→ Exercise objective
Return all lines below containing the word "unfunded".

Stored data:
+ + + + + + +
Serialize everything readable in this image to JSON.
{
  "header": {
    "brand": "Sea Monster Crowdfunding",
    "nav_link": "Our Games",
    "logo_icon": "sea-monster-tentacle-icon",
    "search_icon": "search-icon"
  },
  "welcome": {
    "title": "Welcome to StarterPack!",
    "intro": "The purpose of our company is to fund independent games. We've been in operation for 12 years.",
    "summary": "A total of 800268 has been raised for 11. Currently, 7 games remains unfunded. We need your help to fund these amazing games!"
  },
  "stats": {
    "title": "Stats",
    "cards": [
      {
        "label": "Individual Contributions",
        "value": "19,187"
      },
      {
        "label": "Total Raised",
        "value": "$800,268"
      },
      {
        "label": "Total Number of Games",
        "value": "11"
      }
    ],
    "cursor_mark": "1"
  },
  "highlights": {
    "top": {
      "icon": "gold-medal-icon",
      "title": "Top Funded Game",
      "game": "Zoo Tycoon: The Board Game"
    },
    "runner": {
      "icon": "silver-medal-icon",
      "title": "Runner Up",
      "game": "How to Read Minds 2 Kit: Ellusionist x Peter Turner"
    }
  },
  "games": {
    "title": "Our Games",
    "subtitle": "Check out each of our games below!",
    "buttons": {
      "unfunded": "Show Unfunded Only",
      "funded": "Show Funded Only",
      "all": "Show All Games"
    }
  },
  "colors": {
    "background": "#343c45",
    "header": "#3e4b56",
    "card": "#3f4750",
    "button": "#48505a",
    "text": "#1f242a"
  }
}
+ + + + + + +
→ Expected answer
    "summary": "A total of 800268 has been raised for 11. Currently, 7 games remains unfunded. We need your help to fund these amazing games!"
      "unfunded": "Show Unfunded Only",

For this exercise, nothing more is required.